Goal - Retype every entry in its entirety, without alteration.

Record list -
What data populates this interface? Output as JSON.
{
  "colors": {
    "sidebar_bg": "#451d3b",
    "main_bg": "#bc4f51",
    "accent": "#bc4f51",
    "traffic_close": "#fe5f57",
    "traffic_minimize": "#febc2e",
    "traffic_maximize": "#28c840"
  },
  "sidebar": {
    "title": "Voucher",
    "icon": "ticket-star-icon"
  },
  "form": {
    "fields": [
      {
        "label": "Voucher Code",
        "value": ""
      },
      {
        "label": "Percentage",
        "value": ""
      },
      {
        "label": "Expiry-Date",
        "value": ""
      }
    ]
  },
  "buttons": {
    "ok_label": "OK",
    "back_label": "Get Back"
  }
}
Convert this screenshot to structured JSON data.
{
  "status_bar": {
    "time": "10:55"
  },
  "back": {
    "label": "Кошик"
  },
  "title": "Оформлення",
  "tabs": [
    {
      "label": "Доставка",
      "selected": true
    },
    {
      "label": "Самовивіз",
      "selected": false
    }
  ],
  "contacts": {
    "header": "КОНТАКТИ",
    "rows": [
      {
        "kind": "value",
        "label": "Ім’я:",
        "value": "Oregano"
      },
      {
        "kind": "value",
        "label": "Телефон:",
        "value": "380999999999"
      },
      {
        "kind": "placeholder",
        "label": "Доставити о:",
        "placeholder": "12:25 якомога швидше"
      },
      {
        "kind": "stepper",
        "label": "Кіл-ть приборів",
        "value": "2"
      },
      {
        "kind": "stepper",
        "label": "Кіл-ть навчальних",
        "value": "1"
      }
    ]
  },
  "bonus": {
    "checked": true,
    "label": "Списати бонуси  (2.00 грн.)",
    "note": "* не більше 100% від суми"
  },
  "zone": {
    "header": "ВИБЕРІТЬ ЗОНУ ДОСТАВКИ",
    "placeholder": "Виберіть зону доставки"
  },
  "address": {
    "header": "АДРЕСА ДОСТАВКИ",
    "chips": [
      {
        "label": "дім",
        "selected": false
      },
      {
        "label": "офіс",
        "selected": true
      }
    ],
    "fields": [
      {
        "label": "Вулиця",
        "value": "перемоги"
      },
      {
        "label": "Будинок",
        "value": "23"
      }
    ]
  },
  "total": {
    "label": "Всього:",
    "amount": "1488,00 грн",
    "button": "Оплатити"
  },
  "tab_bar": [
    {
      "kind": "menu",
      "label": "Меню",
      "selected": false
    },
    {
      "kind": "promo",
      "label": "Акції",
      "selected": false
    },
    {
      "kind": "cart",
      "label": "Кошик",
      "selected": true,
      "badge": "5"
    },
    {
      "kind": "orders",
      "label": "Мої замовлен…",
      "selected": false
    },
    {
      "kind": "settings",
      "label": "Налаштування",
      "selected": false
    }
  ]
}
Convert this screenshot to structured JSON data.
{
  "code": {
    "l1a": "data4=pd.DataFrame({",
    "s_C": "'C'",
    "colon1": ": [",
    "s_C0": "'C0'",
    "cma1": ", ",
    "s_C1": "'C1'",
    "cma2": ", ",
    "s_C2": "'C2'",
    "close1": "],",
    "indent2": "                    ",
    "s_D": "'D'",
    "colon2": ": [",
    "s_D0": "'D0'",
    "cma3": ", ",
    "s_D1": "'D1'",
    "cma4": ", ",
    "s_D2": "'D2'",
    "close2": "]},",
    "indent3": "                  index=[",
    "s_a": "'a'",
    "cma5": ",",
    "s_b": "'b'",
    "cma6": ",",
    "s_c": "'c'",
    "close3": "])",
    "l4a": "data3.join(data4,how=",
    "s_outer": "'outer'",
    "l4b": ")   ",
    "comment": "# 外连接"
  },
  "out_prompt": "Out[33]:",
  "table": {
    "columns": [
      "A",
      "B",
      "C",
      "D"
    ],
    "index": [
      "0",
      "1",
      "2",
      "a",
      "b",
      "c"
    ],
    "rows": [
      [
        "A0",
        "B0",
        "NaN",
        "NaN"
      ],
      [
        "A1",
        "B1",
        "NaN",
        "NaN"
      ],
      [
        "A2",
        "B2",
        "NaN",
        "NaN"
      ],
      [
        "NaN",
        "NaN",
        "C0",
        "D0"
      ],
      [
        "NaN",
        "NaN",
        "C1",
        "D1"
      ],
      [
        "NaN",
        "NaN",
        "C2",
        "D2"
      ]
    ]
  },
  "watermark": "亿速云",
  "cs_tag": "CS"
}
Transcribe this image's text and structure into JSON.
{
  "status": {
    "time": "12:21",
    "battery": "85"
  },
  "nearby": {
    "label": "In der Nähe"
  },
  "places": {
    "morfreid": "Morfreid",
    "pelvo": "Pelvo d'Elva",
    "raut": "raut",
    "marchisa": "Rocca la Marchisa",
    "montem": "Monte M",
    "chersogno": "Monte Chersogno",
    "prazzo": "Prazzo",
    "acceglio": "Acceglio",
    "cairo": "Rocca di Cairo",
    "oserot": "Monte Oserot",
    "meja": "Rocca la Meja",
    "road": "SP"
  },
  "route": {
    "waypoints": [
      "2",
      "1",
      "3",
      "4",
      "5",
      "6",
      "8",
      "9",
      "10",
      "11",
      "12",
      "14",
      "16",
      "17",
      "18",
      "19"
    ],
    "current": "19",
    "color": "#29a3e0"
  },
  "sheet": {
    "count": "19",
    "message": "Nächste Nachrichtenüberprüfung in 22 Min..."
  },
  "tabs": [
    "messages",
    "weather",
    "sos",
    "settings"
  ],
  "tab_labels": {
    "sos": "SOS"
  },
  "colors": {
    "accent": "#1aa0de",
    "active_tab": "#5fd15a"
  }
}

Problem solution -
What data populates this interface? Output as JSON.
{
  "colors": {
    "sidebar_bg": "#451d3b",
    "main_bg": "#bc4f51",
    "accent": "#bc4f51",
    "traffic_close": "#fe5f57",
    "traffic_minimize": "#febc2e",
    "traffic_maximize": "#28c840"
  },
  "sidebar": {
    "title": "Voucher",
    "icon": "ticket-star-icon"
  },
  "form": {
    "fields": [
      {
        "label": "Voucher Code",
        "value": ""
      },
      {
        "label": "Percentage",
        "value": ""
      },
      {
        "label": "Expiry-Date",
        "value": ""
      }
    ]
  },
  "buttons": {
    "ok_label": "OK",
    "back_label": "Get Back"
  }
}
Convert this screenshot to structured JSON data.
{
  "status_bar": {
    "time": "10:55"
  },
  "back": {
    "label": "Кошик"
  },
  "title": "Оформлення",
  "tabs": [
    {
      "label": "Доставка",
      "selected": true
    },
    {
      "label": "Самовивіз",
      "selected": false
    }
  ],
  "contacts": {
    "header": "КОНТАКТИ",
    "rows": [
      {
        "kind": "value",
        "label": "Ім’я:",
        "value": "Oregano"
      },
      {
        "kind": "value",
        "label": "Телефон:",
        "value": "380999999999"
      },
      {
        "kind": "placeholder",
        "label": "Доставити о:",
        "placeholder": "12:25 якомога швидше"
      },
      {
        "kind": "stepper",
        "label": "Кіл-ть приборів",
        "value": "2"
      },
      {
        "kind": "stepper",
        "label": "Кіл-ть навчальних",
        "value": "1"
      }
    ]
  },
  "bonus": {
    "checked": true,
    "label": "Списати бонуси  (2.00 грн.)",
    "note": "* не більше 100% від суми"
  },
  "zone": {
    "header": "ВИБЕРІТЬ ЗОНУ ДОСТАВКИ",
    "placeholder": "Виберіть зону доставки"
  },
  "address": {
    "header": "АДРЕСА ДОСТАВКИ",
    "chips": [
      {
        "label": "дім",
        "selected": false
      },
      {
        "label": "офіс",
        "selected": true
      }
    ],
    "fields": [
      {
        "label": "Вулиця",
        "value": "перемоги"
      },
      {
        "label": "Будинок",
        "value": "23"
      }
    ]
  },
  "total": {
    "label": "Всього:",
    "amount": "1488,00 грн",
    "button": "Оплатити"
  },
  "tab_bar": [
    {
      "kind": "menu",
      "label": "Меню",
      "selected": false
    },
    {
      "kind": "promo",
      "label": "Акції",
      "selected": false
    },
    {
      "kind": "cart",
      "label": "Кошик",
      "selected": true,
      "badge": "5"
    },
    {
      "kind": "orders",
      "label": "Мої замовлен…",
      "selected": false
    },
    {
      "kind": "settings",
      "label": "Налаштування",
      "selected": false
    }
  ]
}
Convert this screenshot to structured JSON data.
{
  "code": {
    "l1a": "data4=pd.DataFrame({",
    "s_C": "'C'",
    "colon1": ": [",
    "s_C0": "'C0'",
    "cma1": ", ",
    "s_C1": "'C1'",
    "cma2": ", ",
    "s_C2": "'C2'",
    "close1": "],",
    "indent2": "                    ",
    "s_D": "'D'",
    "colon2": ": [",
    "s_D0": "'D0'",
    "cma3": ", ",
    "s_D1": "'D1'",
    "cma4": ", ",
    "s_D2": "'D2'",
    "close2": "]},",
    "indent3": "                  index=[",
    "s_a": "'a'",
    "cma5": ",",
    "s_b": "'b'",
    "cma6": ",",
    "s_c": "'c'",
    "close3": "])",
    "l4a": "data3.join(data4,how=",
    "s_outer": "'outer'",
    "l4b": ")   ",
    "comment": "# 外连接"
  },
  "out_prompt": "Out[33]:",
  "table": {
    "columns": [
      "A",
      "B",
      "C",
      "D"
    ],
    "index": [
      "0",
      "1",
      "2",
      "a",
      "b",
      "c"
    ],
    "rows": [
      [
        "A0",
        "B0",
        "NaN",
        "NaN"
      ],
      [
        "A1",
        "B1",
        "NaN",
        "NaN"
      ],
      [
        "A2",
        "B2",
        "NaN",
        "NaN"
      ],
      [
        "NaN",
        "NaN",
        "C0",
        "D0"
      ],
      [
        "NaN",
        "NaN",
        "C1",
        "D1"
      ],
      [
        "NaN",
        "NaN",
        "C2",
        "D2"
      ]
    ]
  },
  "watermark": "亿速云",
  "cs_tag": "CS"
}
Transcribe this image's text and structure into JSON.
{
  "status": {
    "time": "12:21",
    "battery": "85"
  },
  "nearby": {
    "label": "In der Nähe"
  },
  "places": {
    "morfreid": "Morfreid",
    "pelvo": "Pelvo d'Elva",
    "raut": "raut",
    "marchisa": "Rocca la Marchisa",
    "montem": "Monte M",
    "chersogno": "Monte Chersogno",
    "prazzo": "Prazzo",
    "acceglio": "Acceglio",
    "cairo": "Rocca di Cairo",
    "oserot": "Monte Oserot",
    "meja": "Rocca la Meja",
    "road": "SP"
  },
  "route": {
    "waypoints": [
      "2",
      "1",
      "3",
      "4",
      "5",
      "6",
      "8",
      "9",
      "10",
      "11",
      "12",
      "14",
      "16",
      "17",
      "18",
      "19"
    ],
    "current": "19",
    "color": "#29a3e0"
  },
  "sheet": {
    "count": "19",
    "message": "Nächste Nachrichtenüberprüfung in 22 Min..."
  },
  "tabs": [
    "messages",
    "weather",
    "sos",
    "settings"
  ],
  "tab_labels": {
    "sos": "SOS"
  },
  "colors": {
    "accent": "#1aa0de",
    "active_tab": "#5fd15a"
  }
}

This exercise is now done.